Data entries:
------------------------------------------------------------------------

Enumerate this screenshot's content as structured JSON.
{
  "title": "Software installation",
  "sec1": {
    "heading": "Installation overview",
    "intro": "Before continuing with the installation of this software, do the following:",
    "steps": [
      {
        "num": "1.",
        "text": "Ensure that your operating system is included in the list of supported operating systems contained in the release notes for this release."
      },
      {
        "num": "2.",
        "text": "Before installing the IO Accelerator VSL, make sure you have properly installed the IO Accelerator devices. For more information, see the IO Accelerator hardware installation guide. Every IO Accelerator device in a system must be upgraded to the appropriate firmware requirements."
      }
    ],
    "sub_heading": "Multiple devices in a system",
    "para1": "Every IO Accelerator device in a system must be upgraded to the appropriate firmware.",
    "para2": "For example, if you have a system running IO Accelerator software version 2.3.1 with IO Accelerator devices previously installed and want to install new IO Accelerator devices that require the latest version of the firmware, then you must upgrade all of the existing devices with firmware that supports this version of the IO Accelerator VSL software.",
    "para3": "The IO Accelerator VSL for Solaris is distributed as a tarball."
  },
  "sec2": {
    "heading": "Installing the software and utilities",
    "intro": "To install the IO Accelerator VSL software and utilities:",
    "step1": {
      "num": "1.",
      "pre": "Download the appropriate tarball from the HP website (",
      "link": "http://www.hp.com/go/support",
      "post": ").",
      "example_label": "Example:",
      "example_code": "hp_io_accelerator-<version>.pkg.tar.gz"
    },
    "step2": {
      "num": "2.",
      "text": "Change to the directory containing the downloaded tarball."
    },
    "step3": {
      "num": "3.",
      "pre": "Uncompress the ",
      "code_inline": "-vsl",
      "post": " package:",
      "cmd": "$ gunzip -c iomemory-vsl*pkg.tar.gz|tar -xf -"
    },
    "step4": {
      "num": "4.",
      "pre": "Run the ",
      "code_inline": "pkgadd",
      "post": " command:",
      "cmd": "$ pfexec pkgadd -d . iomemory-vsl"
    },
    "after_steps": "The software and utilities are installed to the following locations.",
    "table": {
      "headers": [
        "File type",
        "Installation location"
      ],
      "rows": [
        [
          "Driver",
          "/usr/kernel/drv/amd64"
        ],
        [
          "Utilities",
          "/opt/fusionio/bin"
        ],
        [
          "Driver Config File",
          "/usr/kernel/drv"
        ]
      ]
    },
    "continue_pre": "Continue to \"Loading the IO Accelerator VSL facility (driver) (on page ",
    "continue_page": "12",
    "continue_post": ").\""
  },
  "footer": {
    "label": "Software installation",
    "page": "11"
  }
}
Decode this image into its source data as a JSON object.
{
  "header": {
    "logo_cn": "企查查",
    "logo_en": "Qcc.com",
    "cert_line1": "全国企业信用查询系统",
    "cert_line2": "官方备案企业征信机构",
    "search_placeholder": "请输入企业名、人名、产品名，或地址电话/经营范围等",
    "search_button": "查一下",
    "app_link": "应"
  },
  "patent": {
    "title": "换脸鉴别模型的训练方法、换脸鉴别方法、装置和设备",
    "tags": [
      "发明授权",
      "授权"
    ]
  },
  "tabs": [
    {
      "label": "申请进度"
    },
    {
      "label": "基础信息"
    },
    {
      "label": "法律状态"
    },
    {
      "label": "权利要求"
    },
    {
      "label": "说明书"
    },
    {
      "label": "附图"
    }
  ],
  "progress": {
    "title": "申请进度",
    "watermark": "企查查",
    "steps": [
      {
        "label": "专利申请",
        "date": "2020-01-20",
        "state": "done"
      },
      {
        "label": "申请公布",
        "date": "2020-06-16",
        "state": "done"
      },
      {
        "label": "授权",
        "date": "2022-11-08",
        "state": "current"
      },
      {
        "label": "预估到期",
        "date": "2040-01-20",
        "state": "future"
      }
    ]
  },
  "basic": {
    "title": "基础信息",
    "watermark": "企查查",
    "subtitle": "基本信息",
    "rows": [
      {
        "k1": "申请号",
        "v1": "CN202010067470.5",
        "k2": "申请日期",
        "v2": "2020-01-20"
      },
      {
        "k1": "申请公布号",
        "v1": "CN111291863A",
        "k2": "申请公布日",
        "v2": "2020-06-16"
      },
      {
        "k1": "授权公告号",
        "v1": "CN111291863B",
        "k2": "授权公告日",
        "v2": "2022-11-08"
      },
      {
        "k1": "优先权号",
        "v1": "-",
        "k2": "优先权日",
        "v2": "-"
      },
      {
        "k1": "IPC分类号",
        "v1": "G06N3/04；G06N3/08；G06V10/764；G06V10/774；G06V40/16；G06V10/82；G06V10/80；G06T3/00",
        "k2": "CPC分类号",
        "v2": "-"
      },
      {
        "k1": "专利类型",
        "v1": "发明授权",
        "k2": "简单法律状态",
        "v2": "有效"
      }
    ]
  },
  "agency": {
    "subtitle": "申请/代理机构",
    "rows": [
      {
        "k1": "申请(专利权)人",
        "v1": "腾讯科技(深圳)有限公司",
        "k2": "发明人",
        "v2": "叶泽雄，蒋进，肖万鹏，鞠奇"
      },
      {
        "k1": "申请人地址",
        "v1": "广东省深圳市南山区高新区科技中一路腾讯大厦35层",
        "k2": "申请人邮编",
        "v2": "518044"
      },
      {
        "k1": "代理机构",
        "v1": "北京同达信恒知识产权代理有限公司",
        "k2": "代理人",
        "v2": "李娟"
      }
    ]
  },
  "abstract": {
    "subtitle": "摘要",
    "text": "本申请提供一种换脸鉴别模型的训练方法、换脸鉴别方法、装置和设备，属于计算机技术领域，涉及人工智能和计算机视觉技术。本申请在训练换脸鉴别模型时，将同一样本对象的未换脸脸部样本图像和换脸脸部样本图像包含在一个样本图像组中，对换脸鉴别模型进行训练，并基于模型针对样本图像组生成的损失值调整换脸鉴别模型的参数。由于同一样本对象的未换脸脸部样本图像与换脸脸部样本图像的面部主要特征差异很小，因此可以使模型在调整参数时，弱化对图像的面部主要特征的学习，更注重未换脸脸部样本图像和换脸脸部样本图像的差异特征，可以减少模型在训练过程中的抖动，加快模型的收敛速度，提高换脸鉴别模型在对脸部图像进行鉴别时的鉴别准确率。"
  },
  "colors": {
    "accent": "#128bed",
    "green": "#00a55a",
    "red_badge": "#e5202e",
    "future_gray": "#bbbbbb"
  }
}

------------------------------------------------------------------------

Request:
Print the material verbatim, all of it.

Problem solution:
Enumerate this screenshot's content as structured JSON.
{
  "title": "Software installation",
  "sec1": {
    "heading": "Installation overview",
    "intro": "Before continuing with the installation of this software, do the following:",
    "steps": [
      {
        "num": "1.",
        "text": "Ensure that your operating system is included in the list of supported operating systems contained in the release notes for this release."
      },
      {
        "num": "2.",
        "text": "Before installing the IO Accelerator VSL, make sure you have properly installed the IO Accelerator devices. For more information, see the IO Accelerator hardware installation guide. Every IO Accelerator device in a system must be upgraded to the appropriate firmware requirements."
      }
    ],
    "sub_heading": "Multiple devices in a system",
    "para1": "Every IO Accelerator device in a system must be upgraded to the appropriate firmware.",
    "para2": "For example, if you have a system running IO Accelerator software version 2.3.1 with IO Accelerator devices previously installed and want to install new IO Accelerator devices that require the latest version of the firmware, then you must upgrade all of the existing devices with firmware that supports this version of the IO Accelerator VSL software.",
    "para3": "The IO Accelerator VSL for Solaris is distributed as a tarball."
  },
  "sec2": {
    "heading": "Installing the software and utilities",
    "intro": "To install the IO Accelerator VSL software and utilities:",
    "step1": {
      "num": "1.",
      "pre": "Download the appropriate tarball from the HP website (",
      "link": "http://www.hp.com/go/support",
      "post": ").",
      "example_label": "Example:",
      "example_code": "hp_io_accelerator-<version>.pkg.tar.gz"
    },
    "step2": {
      "num": "2.",
      "text": "Change to the directory containing the downloaded tarball."
    },
    "step3": {
      "num": "3.",
      "pre": "Uncompress the ",
      "code_inline": "-vsl",
      "post": " package:",
      "cmd": "$ gunzip -c iomemory-vsl*pkg.tar.gz|tar -xf -"
    },
    "step4": {
      "num": "4.",
      "pre": "Run the ",
      "code_inline": "pkgadd",
      "post": " command:",
      "cmd": "$ pfexec pkgadd -d . iomemory-vsl"
    },
    "after_steps": "The software and utilities are installed to the following locations.",
    "table": {
      "headers": [
        "File type",
        "Installation location"
      ],
      "rows": [
        [
          "Driver",
          "/usr/kernel/drv/amd64"
        ],
        [
          "Utilities",
          "/opt/fusionio/bin"
        ],
        [
          "Driver Config File",
          "/usr/kernel/drv"
        ]
      ]
    },
    "continue_pre": "Continue to \"Loading the IO Accelerator VSL facility (driver) (on page ",
    "continue_page": "12",
    "continue_post": ").\""
  },
  "footer": {
    "label": "Software installation",
    "page": "11"
  }
}
Decode this image into its source data as a JSON object.
{
  "header": {
    "logo_cn": "企查查",
    "logo_en": "Qcc.com",
    "cert_line1": "全国企业信用查询系统",
    "cert_line2": "官方备案企业征信机构",
    "search_placeholder": "请输入企业名、人名、产品名，或地址电话/经营范围等",
    "search_button": "查一下",
    "app_link": "应"
  },
  "patent": {
    "title": "换脸鉴别模型的训练方法、换脸鉴别方法、装置和设备",
    "tags": [
      "发明授权",
      "授权"
    ]
  },
  "tabs": [
    {
      "label": "申请进度"
    },
    {
      "label": "基础信息"
    },
    {
      "label": "法律状态"
    },
    {
      "label": "权利要求"
    },
    {
      "label": "说明书"
    },
    {
      "label": "附图"
    }
  ],
  "progress": {
    "title": "申请进度",
    "watermark": "企查查",
    "steps": [
      {
        "label": "专利申请",
        "date": "2020-01-20",
        "state": "done"
      },
      {
        "label": "申请公布",
        "date": "2020-06-16",
        "state": "done"
      },
      {
        "label": "授权",
        "date": "2022-11-08",
        "state": "current"
      },
      {
        "label": "预估到期",
        "date": "2040-01-20",
        "state": "future"
      }
    ]
  },
  "basic": {
    "title": "基础信息",
    "watermark": "企查查",
    "subtitle": "基本信息",
    "rows": [
      {
        "k1": "申请号",
        "v1": "CN202010067470.5",
        "k2": "申请日期",
        "v2": "2020-01-20"
      },
      {
        "k1": "申请公布号",
        "v1": "CN111291863A",
        "k2": "申请公布日",
        "v2": "2020-06-16"
      },
      {
        "k1": "授权公告号",
        "v1": "CN111291863B",
        "k2": "授权公告日",
        "v2": "2022-11-08"
      },
      {
        "k1": "优先权号",
        "v1": "-",
        "k2": "优先权日",
        "v2": "-"
      },
      {
        "k1": "IPC分类号",
        "v1": "G06N3/04；G06N3/08；G06V10/764；G06V10/774；G06V40/16；G06V10/82；G06V10/80；G06T3/00",
        "k2": "CPC分类号",
        "v2": "-"
      },
      {
        "k1": "专利类型",
        "v1": "发明授权",
        "k2": "简单法律状态",
        "v2": "有效"
      }
    ]
  },
  "agency": {
    "subtitle": "申请/代理机构",
    "rows": [
      {
        "k1": "申请(专利权)人",
        "v1": "腾讯科技(深圳)有限公司",
        "k2": "发明人",
        "v2": "叶泽雄，蒋进，肖万鹏，鞠奇"
      },
      {
        "k1": "申请人地址",
        "v1": "广东省深圳市南山区高新区科技中一路腾讯大厦35层",
        "k2": "申请人邮编",
        "v2": "518044"
      },
      {
        "k1": "代理机构",
        "v1": "北京同达信恒知识产权代理有限公司",
        "k2": "代理人",
        "v2": "李娟"
      }
    ]
  },
  "abstract": {
    "subtitle": "摘要",
    "text": "本申请提供一种换脸鉴别模型的训练方法、换脸鉴别方法、装置和设备，属于计算机技术领域，涉及人工智能和计算机视觉技术。本申请在训练换脸鉴别模型时，将同一样本对象的未换脸脸部样本图像和换脸脸部样本图像包含在一个样本图像组中，对换脸鉴别模型进行训练，并基于模型针对样本图像组生成的损失值调整换脸鉴别模型的参数。由于同一样本对象的未换脸脸部样本图像与换脸脸部样本图像的面部主要特征差异很小，因此可以使模型在调整参数时，弱化对图像的面部主要特征的学习，更注重未换脸脸部样本图像和换脸脸部样本图像的差异特征，可以减少模型在训练过程中的抖动，加快模型的收敛速度，提高换脸鉴别模型在对脸部图像进行鉴别时的鉴别准确率。"
  },
  "colors": {
    "accent": "#128bed",
    "green": "#00a55a",
    "red_badge": "#e5202e",
    "future_gray": "#bbbbbb"
  }
}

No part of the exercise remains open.